## DIRECTIONS
The records that follow are to be transcribed in full, without their images.

↓

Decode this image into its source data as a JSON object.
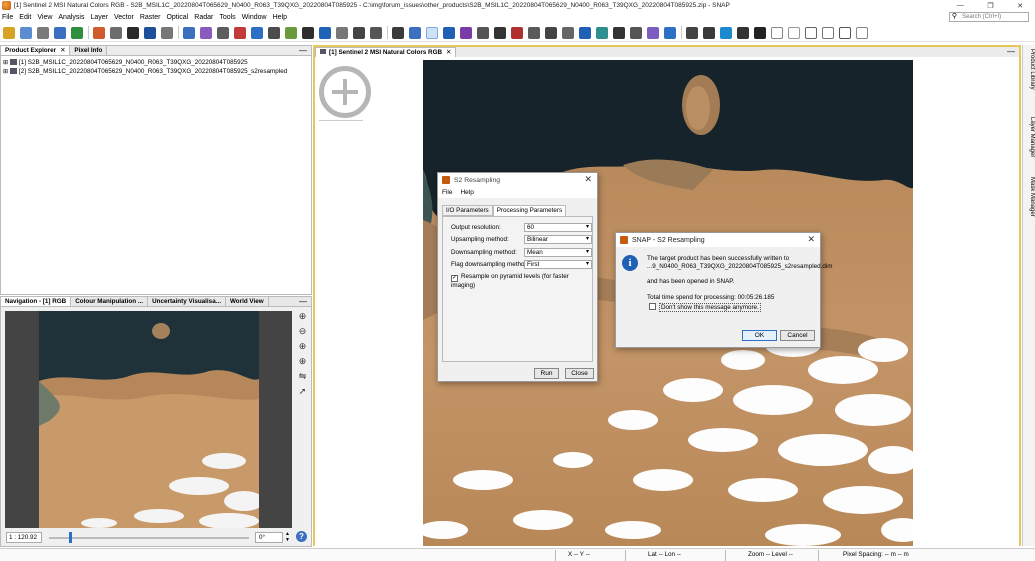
{
  "window": {
    "title": "[1] Sentinel 2 MSI Natural Colors RGB - S2B_MSIL1C_20220804T065629_N0400_R063_T39QXG_20220804T085925 - C:\\img\\forum_issues\\other_products\\S2B_MSIL1C_20220804T065629_N0400_R063_T39QXG_20220804T085925.zip - SNAP",
    "minimize": "—",
    "restore": "❐",
    "close": "✕"
  },
  "menu": [
    "File",
    "Edit",
    "View",
    "Analysis",
    "Layer",
    "Vector",
    "Raster",
    "Optical",
    "Radar",
    "Tools",
    "Window",
    "Help"
  ],
  "search": {
    "placeholder": "Search (Ctrl+I)",
    "icon": "magnifier-icon"
  },
  "product_panel": {
    "tabs": [
      "Product Explorer",
      "Pixel Info"
    ],
    "close": "✕",
    "minimize": "—",
    "items": [
      "[1] S2B_MSIL1C_20220804T065629_N0400_R063_T39QXG_20220804T085925",
      "[2] S2B_MSIL1C_20220804T065629_N0400_R063_T39QXG_20220804T085925_s2resampled"
    ]
  },
  "nav_panel": {
    "tabs": [
      "Navigation - [1] RGB",
      "Colour Manipulation ...",
      "Uncertainty Visualisa...",
      "World View"
    ],
    "minimize": "—",
    "scale": "1 : 120.92",
    "rotation": "0°",
    "slider_fraction": 0.1
  },
  "viewer": {
    "tab": "[1] Sentinel 2 MSI Natural Colors RGB",
    "close": "✕",
    "minimize": "—"
  },
  "right_rail": [
    "Product Library",
    "Layer Manager",
    "Mask Manager"
  ],
  "status": {
    "xy": "X -- Y --",
    "latlon": "Lat -- Lon --",
    "zoom": "Zoom -- Level --",
    "spacing": "Pixel Spacing: -- m -- m"
  },
  "resample_dialog": {
    "title": "S2 Resampling",
    "menu": [
      "File",
      "Help"
    ],
    "tabs": [
      "I/O Parameters",
      "Processing Parameters"
    ],
    "fields": [
      {
        "label": "Output resolution:",
        "value": "60"
      },
      {
        "label": "Upsampling method:",
        "value": "Bilinear"
      },
      {
        "label": "Downsampling method:",
        "value": "Mean"
      },
      {
        "label": "Flag downsampling method:",
        "value": "First"
      }
    ],
    "checkbox": "Resample on pyramid levels (for faster imaging)",
    "run": "Run",
    "close_btn": "Close"
  },
  "snap_dialog": {
    "title": "SNAP - S2 Resampling",
    "line1": "The target product has been successfully written to",
    "line2": "...9_N0400_R063_T39QXG_20220804T085925_s2resampled.dim",
    "line3": "and has been opened in SNAP.",
    "line4": "Total time spend for processing: 00:05:26.185",
    "checkbox": "Don't show this message anymore.",
    "ok": "OK",
    "cancel": "Cancel"
  },
  "colors": {
    "accent": "#2b6fc7",
    "viewer_border": "#e4c95a",
    "sea": "#1f3139",
    "desert": "#b5875a",
    "cloud": "#ffffff"
  }
}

↑

## CORRECT RESULT
Decode this image into its source data as a JSON object.
{
  "window": {
    "title": "[1] Sentinel 2 MSI Natural Colors RGB - S2B_MSIL1C_20220804T065629_N0400_R063_T39QXG_20220804T085925 - C:\\img\\forum_issues\\other_products\\S2B_MSIL1C_20220804T065629_N0400_R063_T39QXG_20220804T085925.zip - SNAP",
    "minimize": "—",
    "restore": "❐",
    "close": "✕"
  },
  "menu": [
    "File",
    "Edit",
    "View",
    "Analysis",
    "Layer",
    "Vector",
    "Raster",
    "Optical",
    "Radar",
    "Tools",
    "Window",
    "Help"
  ],
  "search": {
    "placeholder": "Search (Ctrl+I)",
    "icon": "magnifier-icon"
  },
  "product_panel": {
    "tabs": [
      "Product Explorer",
      "Pixel Info"
    ],
    "close": "✕",
    "minimize": "—",
    "items": [
      "[1] S2B_MSIL1C_20220804T065629_N0400_R063_T39QXG_20220804T085925",
      "[2] S2B_MSIL1C_20220804T065629_N0400_R063_T39QXG_20220804T085925_s2resampled"
    ]
  },
  "nav_panel": {
    "tabs": [
      "Navigation - [1] RGB",
      "Colour Manipulation ...",
      "Uncertainty Visualisa...",
      "World View"
    ],
    "minimize": "—",
    "scale": "1 : 120.92",
    "rotation": "0°",
    "slider_fraction": 0.1
  },
  "viewer": {
    "tab": "[1] Sentinel 2 MSI Natural Colors RGB",
    "close": "✕",
    "minimize": "—"
  },
  "right_rail": [
    "Product Library",
    "Layer Manager",
    "Mask Manager"
  ],
  "status": {
    "xy": "X -- Y --",
    "latlon": "Lat -- Lon --",
    "zoom": "Zoom -- Level --",
    "spacing": "Pixel Spacing: -- m -- m"
  },
  "resample_dialog": {
    "title": "S2 Resampling",
    "menu": [
      "File",
      "Help"
    ],
    "tabs": [
      "I/O Parameters",
      "Processing Parameters"
    ],
    "fields": [
      {
        "label": "Output resolution:",
        "value": "60"
      },
      {
        "label": "Upsampling method:",
        "value": "Bilinear"
      },
      {
        "label": "Downsampling method:",
        "value": "Mean"
      },
      {
        "label": "Flag downsampling method:",
        "value": "First"
      }
    ],
    "checkbox": "Resample on pyramid levels (for faster imaging)",
    "run": "Run",
    "close_btn": "Close"
  },
  "snap_dialog": {
    "title": "SNAP - S2 Resampling",
    "line1": "The target product has been successfully written to",
    "line2": "...9_N0400_R063_T39QXG_20220804T085925_s2resampled.dim",
    "line3": "and has been opened in SNAP.",
    "line4": "Total time spend for processing: 00:05:26.185",
    "checkbox": "Don't show this message anymore.",
    "ok": "OK",
    "cancel": "Cancel"
  },
  "colors": {
    "accent": "#2b6fc7",
    "viewer_border": "#e4c95a",
    "sea": "#1f3139",
    "desert": "#b5875a",
    "cloud": "#ffffff"
  }
}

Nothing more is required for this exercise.